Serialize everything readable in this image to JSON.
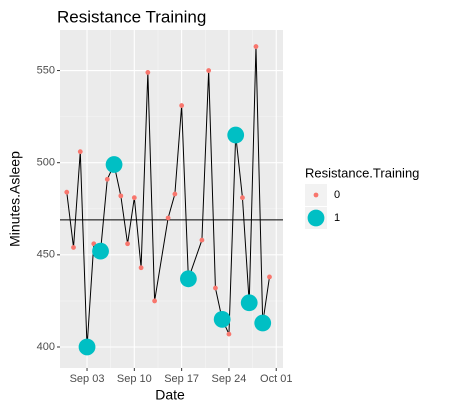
{
  "chart_data": {
    "type": "line",
    "title": "Resistance Training",
    "x_label": "Date",
    "y_label": "Minutes.Asleep",
    "x": [
      "08-31",
      "09-01",
      "09-02",
      "09-03",
      "09-04",
      "09-05",
      "09-06",
      "09-07",
      "09-08",
      "09-09",
      "09-10",
      "09-11",
      "09-12",
      "09-13",
      "09-15",
      "09-16",
      "09-17",
      "09-18",
      "09-20",
      "09-21",
      "09-22",
      "09-23",
      "09-24",
      "09-25",
      "09-26",
      "09-27",
      "09-28",
      "09-29",
      "09-30"
    ],
    "values": [
      484,
      454,
      506,
      400,
      456,
      452,
      491,
      499,
      482,
      456,
      481,
      443,
      549,
      425,
      470,
      483,
      531,
      437,
      458,
      550,
      432,
      415,
      407,
      515,
      481,
      424,
      563,
      413,
      438
    ],
    "group": [
      0,
      0,
      0,
      1,
      0,
      1,
      0,
      1,
      0,
      0,
      0,
      0,
      0,
      0,
      0,
      0,
      0,
      1,
      0,
      0,
      0,
      1,
      0,
      1,
      0,
      1,
      0,
      1,
      0
    ],
    "hline": 469,
    "line_color": "#000000",
    "xlim": [
      "08-30",
      "10-02"
    ],
    "xticks": [
      {
        "value": "09-03",
        "label": "Sep 03"
      },
      {
        "value": "09-10",
        "label": "Sep 10"
      },
      {
        "value": "09-17",
        "label": "Sep 17"
      },
      {
        "value": "09-24",
        "label": "Sep 24"
      },
      {
        "value": "10-01",
        "label": "Oct 01"
      }
    ],
    "ylim": [
      388.6,
      572
    ],
    "yticks": [
      400,
      450,
      500,
      550
    ],
    "grid": true,
    "legend": {
      "title": "Resistance.Training",
      "position": "right",
      "entries": [
        {
          "label": "0",
          "group": 0,
          "color": "#f8766d"
        },
        {
          "label": "1",
          "group": 1,
          "color": "#00bfc4"
        }
      ]
    }
  }
}
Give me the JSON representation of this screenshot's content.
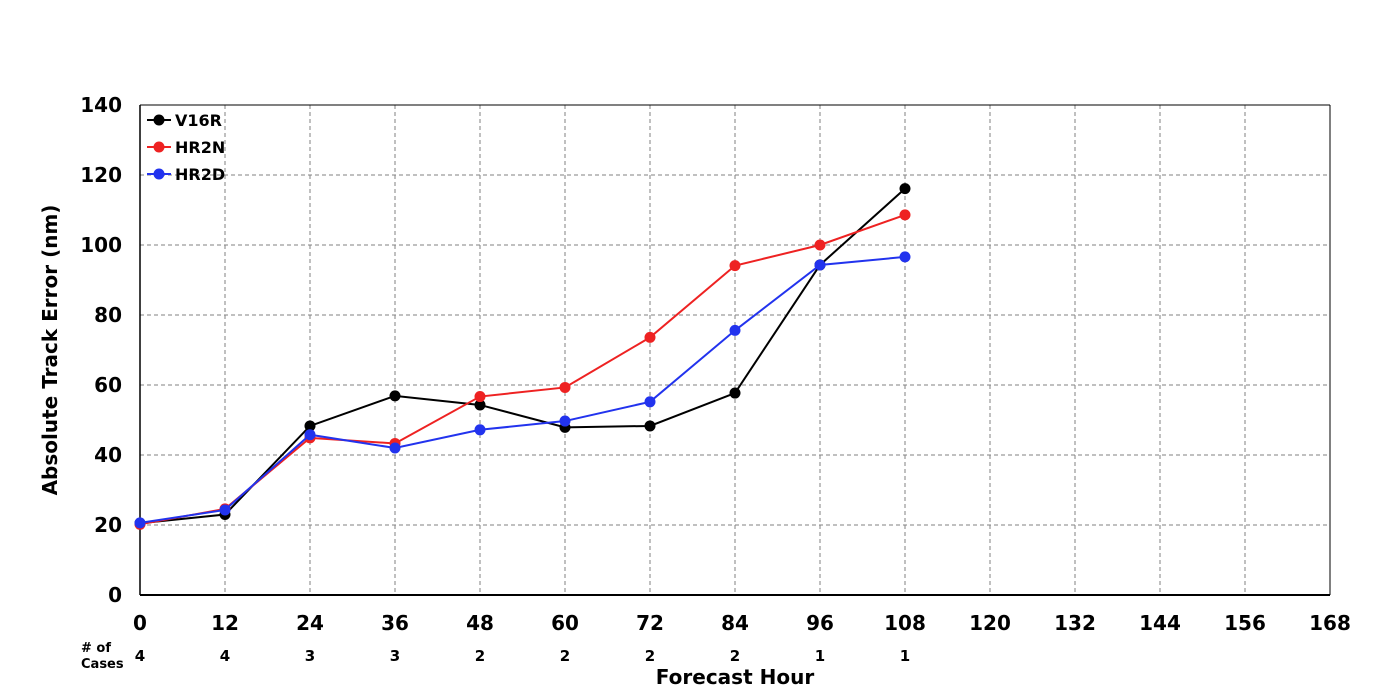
{
  "chart_data": {
    "type": "line",
    "title": "",
    "xlabel": "Forecast Hour",
    "ylabel": "Absolute Track Error (nm)",
    "xlim": [
      0,
      168
    ],
    "ylim": [
      0,
      140
    ],
    "x_ticks": [
      0,
      12,
      24,
      36,
      48,
      60,
      72,
      84,
      96,
      108,
      120,
      132,
      144,
      156,
      168
    ],
    "y_ticks": [
      0,
      20,
      40,
      60,
      80,
      100,
      120,
      140
    ],
    "grid": true,
    "legend_position": "top-left",
    "x": [
      0,
      12,
      24,
      36,
      48,
      60,
      72,
      84,
      96,
      108
    ],
    "series": [
      {
        "name": "V16R",
        "color": "#000000",
        "values": [
          20.5,
          23,
          48.3,
          56.9,
          54.3,
          47.9,
          48.3,
          57.7,
          94.3,
          116.1
        ]
      },
      {
        "name": "HR2N",
        "color": "#ee2222",
        "values": [
          20.2,
          24.6,
          44.9,
          43.3,
          56.7,
          59.3,
          73.6,
          94.1,
          100,
          108.6
        ]
      },
      {
        "name": "HR2D",
        "color": "#2233ee",
        "values": [
          20.6,
          24.3,
          45.8,
          42,
          47.2,
          49.7,
          55.2,
          75.6,
          94.3,
          96.6
        ]
      }
    ],
    "cases_label_line1": "# of",
    "cases_label_line2": "Cases",
    "cases": [
      4,
      4,
      3,
      3,
      2,
      2,
      2,
      2,
      1,
      1
    ]
  }
}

· · ·

Reproduce every line of the material precisely, omitting its pictures.

Serialize everything readable in this image to JSON.
{
  "chart_data": {
    "type": "line",
    "title": "Resistance Training",
    "x_label": "Date",
    "y_label": "Minutes.Asleep",
    "x": [
      "08-31",
      "09-01",
      "09-02",
      "09-03",
      "09-04",
      "09-05",
      "09-06",
      "09-07",
      "09-08",
      "09-09",
      "09-10",
      "09-11",
      "09-12",
      "09-13",
      "09-15",
      "09-16",
      "09-17",
      "09-18",
      "09-20",
      "09-21",
      "09-22",
      "09-23",
      "09-24",
      "09-25",
      "09-26",
      "09-27",
      "09-28",
      "09-29",
      "09-30"
    ],
    "values": [
      484,
      454,
      506,
      400,
      456,
      452,
      491,
      499,
      482,
      456,
      481,
      443,
      549,
      425,
      470,
      483,
      531,
      437,
      458,
      550,
      432,
      415,
      407,
      515,
      481,
      424,
      563,
      413,
      438
    ],
    "group": [
      0,
      0,
      0,
      1,
      0,
      1,
      0,
      1,
      0,
      0,
      0,
      0,
      0,
      0,
      0,
      0,
      0,
      1,
      0,
      0,
      0,
      1,
      0,
      1,
      0,
      1,
      0,
      1,
      0
    ],
    "hline": 469,
    "line_color": "#000000",
    "xlim": [
      "08-30",
      "10-02"
    ],
    "xticks": [
      {
        "value": "09-03",
        "label": "Sep 03"
      },
      {
        "value": "09-10",
        "label": "Sep 10"
      },
      {
        "value": "09-17",
        "label": "Sep 17"
      },
      {
        "value": "09-24",
        "label": "Sep 24"
      },
      {
        "value": "10-01",
        "label": "Oct 01"
      }
    ],
    "ylim": [
      388.6,
      572
    ],
    "yticks": [
      400,
      450,
      500,
      550
    ],
    "grid": true,
    "legend": {
      "title": "Resistance.Training",
      "position": "right",
      "entries": [
        {
          "label": "0",
          "group": 0,
          "color": "#f8766d"
        },
        {
          "label": "1",
          "group": 1,
          "color": "#00bfc4"
        }
      ]
    }
  }
}
Give me the JSON representation of this screenshot's content.
{
  "chart_data": {
    "type": "line",
    "title": "",
    "xlabel": "Forecast Hour",
    "ylabel": "Absolute Track Error (nm)",
    "xlim": [
      0,
      168
    ],
    "ylim": [
      0,
      140
    ],
    "x_ticks": [
      0,
      12,
      24,
      36,
      48,
      60,
      72,
      84,
      96,
      108,
      120,
      132,
      144,
      156,
      168
    ],
    "y_ticks": [
      0,
      20,
      40,
      60,
      80,
      100,
      120,
      140
    ],
    "grid": true,
    "legend_position": "top-left",
    "x": [
      0,
      12,
      24,
      36,
      48,
      60,
      72,
      84,
      96,
      108
    ],
    "series": [
      {
        "name": "V16R",
        "color": "#000000",
        "values": [
          20.5,
          23,
          48.3,
          56.9,
          54.3,
          47.9,
          48.3,
          57.7,
          94.3,
          116.1
        ]
      },
      {
        "name": "HR2N",
        "color": "#ee2222",
        "values": [
          20.2,
          24.6,
          44.9,
          43.3,
          56.7,
          59.3,
          73.6,
          94.1,
          100,
          108.6
        ]
      },
      {
        "name": "HR2D",
        "color": "#2233ee",
        "values": [
          20.6,
          24.3,
          45.8,
          42,
          47.2,
          49.7,
          55.2,
          75.6,
          94.3,
          96.6
        ]
      }
    ],
    "cases_label_line1": "# of",
    "cases_label_line2": "Cases",
    "cases": [
      4,
      4,
      3,
      3,
      2,
      2,
      2,
      2,
      1,
      1
    ]
  }
}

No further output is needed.